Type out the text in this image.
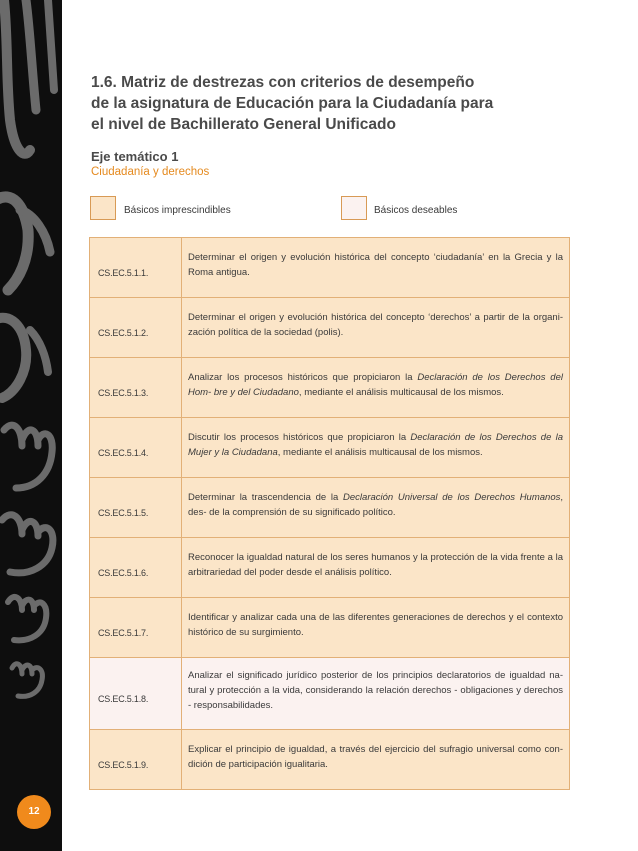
12
1.6. Matriz de destrezas con criterios de desempeño
de la asignatura de Educación para la Ciudadanía para
el nivel de Bachillerato General Unificado
Eje temático 1
Ciudadanía y derechos
Básicos imprescindibles	Básicos deseables
CS.EC.5.1.1.	Determinar el origen y evolución histórica del concepto ‘ciudadanía’ en la Grecia y la Roma antigua.
CS.EC.5.1.2.	Determinar el origen y evolución histórica del concepto ‘derechos’ a partir de la organi- zación política de la sociedad (polis).
CS.EC.5.1.3.	Analizar los procesos históricos que propiciaron la Declaración de los Derechos del Hom- bre y del Ciudadano, mediante el análisis multicausal de los mismos.
CS.EC.5.1.4.	Discutir los procesos históricos que propiciaron la Declaración de los Derechos de la Mujer y la Ciudadana, mediante el análisis multicausal de los mismos.
CS.EC.5.1.5.	Determinar la trascendencia de la Declaración Universal de los Derechos Humanos, des- de la comprensión de su significado político.
CS.EC.5.1.6.	Reconocer la igualdad natural de los seres humanos y la protección de la vida frente a la arbitrariedad del poder desde el análisis político.
CS.EC.5.1.7.	Identificar y analizar cada una de las diferentes generaciones de derechos y el contexto histórico de su surgimiento.
CS.EC.5.1.8.	Analizar el significado jurídico posterior de los principios declaratorios de igualdad na- tural y protección a la vida, considerando la relación derechos - obligaciones y derechos - responsabilidades.
CS.EC.5.1.9.	Explicar el principio de igualdad, a través del ejercicio del sufragio universal como con- dición de participación igualitaria.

[Exercise]: Repeat each entry above word for word, leaving every picture out.

[Solution to the exercise]:
Type out the text in this image.
12
1.6. Matriz de destrezas con criterios de desempeño
de la asignatura de Educación para la Ciudadanía para
el nivel de Bachillerato General Unificado
Eje temático 1
Ciudadanía y derechos
Básicos imprescindibles	Básicos deseables
CS.EC.5.1.1.	Determinar el origen y evolución histórica del concepto ‘ciudadanía’ en la Grecia y la Roma antigua.
CS.EC.5.1.2.	Determinar el origen y evolución histórica del concepto ‘derechos’ a partir de la organi- zación política de la sociedad (polis).
CS.EC.5.1.3.	Analizar los procesos históricos que propiciaron la Declaración de los Derechos del Hom- bre y del Ciudadano, mediante el análisis multicausal de los mismos.
CS.EC.5.1.4.	Discutir los procesos históricos que propiciaron la Declaración de los Derechos de la Mujer y la Ciudadana, mediante el análisis multicausal de los mismos.
CS.EC.5.1.5.	Determinar la trascendencia de la Declaración Universal de los Derechos Humanos, des- de la comprensión de su significado político.
CS.EC.5.1.6.	Reconocer la igualdad natural de los seres humanos y la protección de la vida frente a la arbitrariedad del poder desde el análisis político.
CS.EC.5.1.7.	Identificar y analizar cada una de las diferentes generaciones de derechos y el contexto histórico de su surgimiento.
CS.EC.5.1.8.	Analizar el significado jurídico posterior de los principios declaratorios de igualdad na- tural y protección a la vida, considerando la relación derechos - obligaciones y derechos - responsabilidades.
CS.EC.5.1.9.	Explicar el principio de igualdad, a través del ejercicio del sufragio universal como con- dición de participación igualitaria.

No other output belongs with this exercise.